>> begin

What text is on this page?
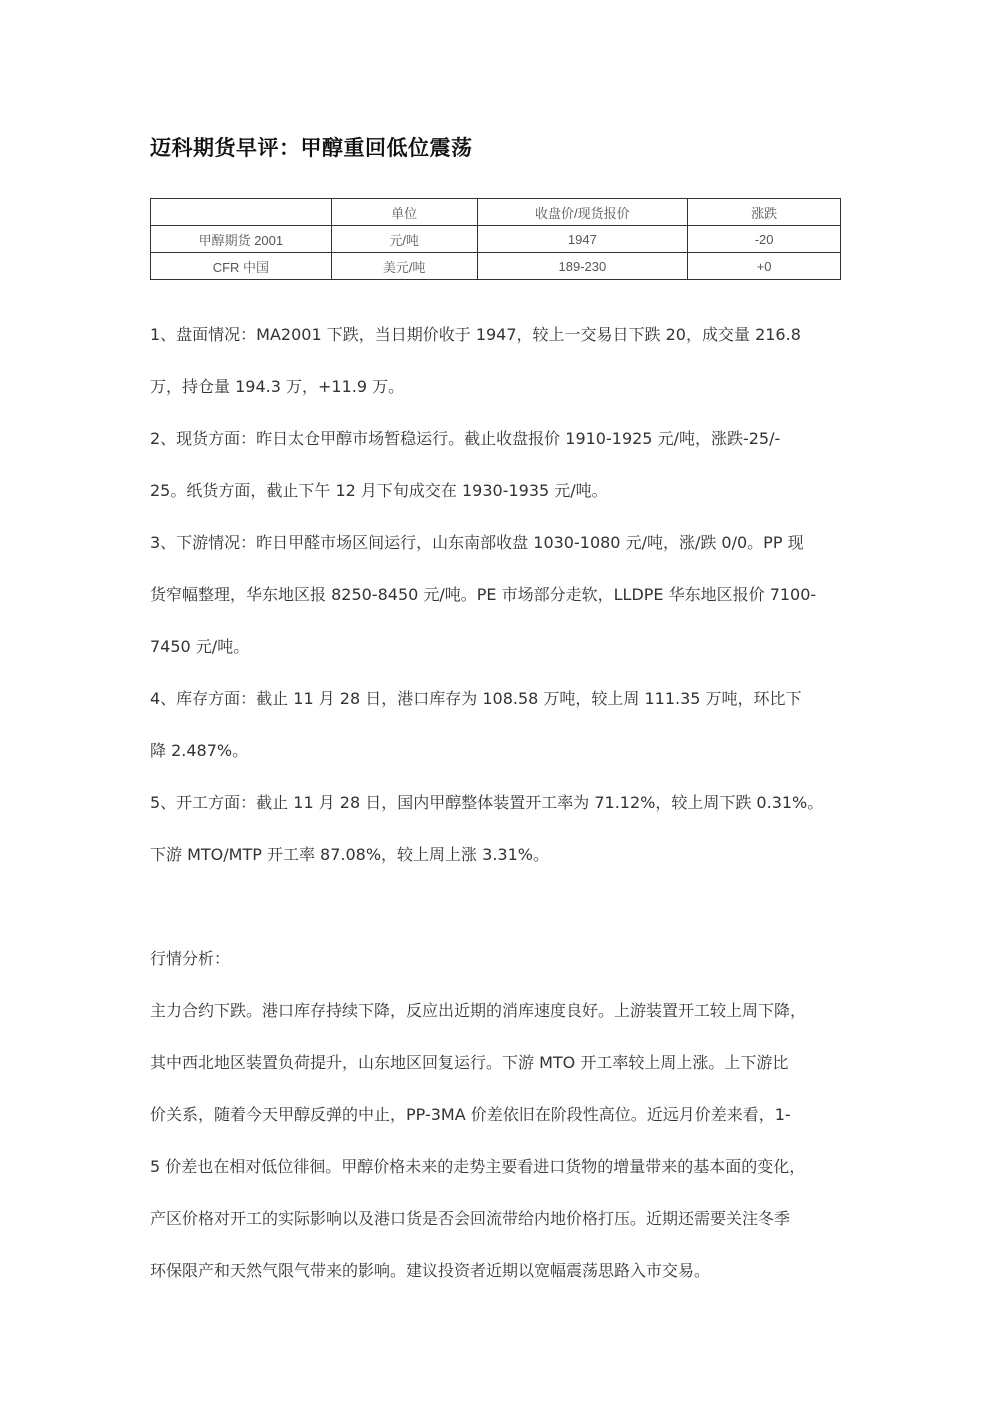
迈科期货早评：甲醇重回低位震荡
	单位	收盘价/现货报价	涨跌
甲醇期货 2001	元/吨	1947	-20
CFR 中国	美元/吨	189-230	+0
1、盘面情况：MA2001 下跌，当日期价收于 1947，较上一交易日下跌 20，成交量 216.8
万，持仓量 194.3 万，+11.9 万。
2、现货方面：昨日太仓甲醇市场暂稳运行。截止收盘报价 1910-1925 元/吨，涨跌-25/-
25。纸货方面，截止下午 12 月下旬成交在 1930-1935 元/吨。
3、下游情况：昨日甲醛市场区间运行，山东南部收盘 1030-1080 元/吨，涨/跌 0/0。PP 现
货窄幅整理，华东地区报 8250-8450 元/吨。PE 市场部分走软，LLDPE 华东地区报价 7100-
7450 元/吨。
4、库存方面：截止 11 月 28 日，港口库存为 108.58 万吨，较上周 111.35 万吨，环比下
降 2.487%。
5、开工方面：截止 11 月 28 日，国内甲醇整体装置开工率为 71.12%，较上周下跌 0.31%。
下游 MTO/MTP 开工率 87.08%，较上周上涨 3.31%。
行情分析：
主力合约下跌。港口库存持续下降，反应出近期的消库速度良好。上游装置开工较上周下降，
其中西北地区装置负荷提升，山东地区回复运行。下游 MTO 开工率较上周上涨。上下游比
价关系，随着今天甲醇反弹的中止，PP-3MA 价差依旧在阶段性高位。近远月价差来看，1-
5 价差也在相对低位徘徊。甲醇价格未来的走势主要看进口货物的增量带来的基本面的变化，
产区价格对开工的实际影响以及港口货是否会回流带给内地价格打压。近期还需要关注冬季
环保限产和天然气限气带来的影响。建议投资者近期以宽幅震荡思路入市交易。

>> end

◆ Problem details
Restate the listing above word for word, and skip the pictures.

◆ Exercise response
What text is on this page?
迈科期货早评：甲醇重回低位震荡
	单位	收盘价/现货报价	涨跌
甲醇期货 2001	元/吨	1947	-20
CFR 中国	美元/吨	189-230	+0
1、盘面情况：MA2001 下跌，当日期价收于 1947，较上一交易日下跌 20，成交量 216.8
万，持仓量 194.3 万，+11.9 万。
2、现货方面：昨日太仓甲醇市场暂稳运行。截止收盘报价 1910-1925 元/吨，涨跌-25/-
25。纸货方面，截止下午 12 月下旬成交在 1930-1935 元/吨。
3、下游情况：昨日甲醛市场区间运行，山东南部收盘 1030-1080 元/吨，涨/跌 0/0。PP 现
货窄幅整理，华东地区报 8250-8450 元/吨。PE 市场部分走软，LLDPE 华东地区报价 7100-
7450 元/吨。
4、库存方面：截止 11 月 28 日，港口库存为 108.58 万吨，较上周 111.35 万吨，环比下
降 2.487%。
5、开工方面：截止 11 月 28 日，国内甲醇整体装置开工率为 71.12%，较上周下跌 0.31%。
下游 MTO/MTP 开工率 87.08%，较上周上涨 3.31%。
行情分析：
主力合约下跌。港口库存持续下降，反应出近期的消库速度良好。上游装置开工较上周下降，
其中西北地区装置负荷提升，山东地区回复运行。下游 MTO 开工率较上周上涨。上下游比
价关系，随着今天甲醇反弹的中止，PP-3MA 价差依旧在阶段性高位。近远月价差来看，1-
5 价差也在相对低位徘徊。甲醇价格未来的走势主要看进口货物的增量带来的基本面的变化，
产区价格对开工的实际影响以及港口货是否会回流带给内地价格打压。近期还需要关注冬季
环保限产和天然气限气带来的影响。建议投资者近期以宽幅震荡思路入市交易。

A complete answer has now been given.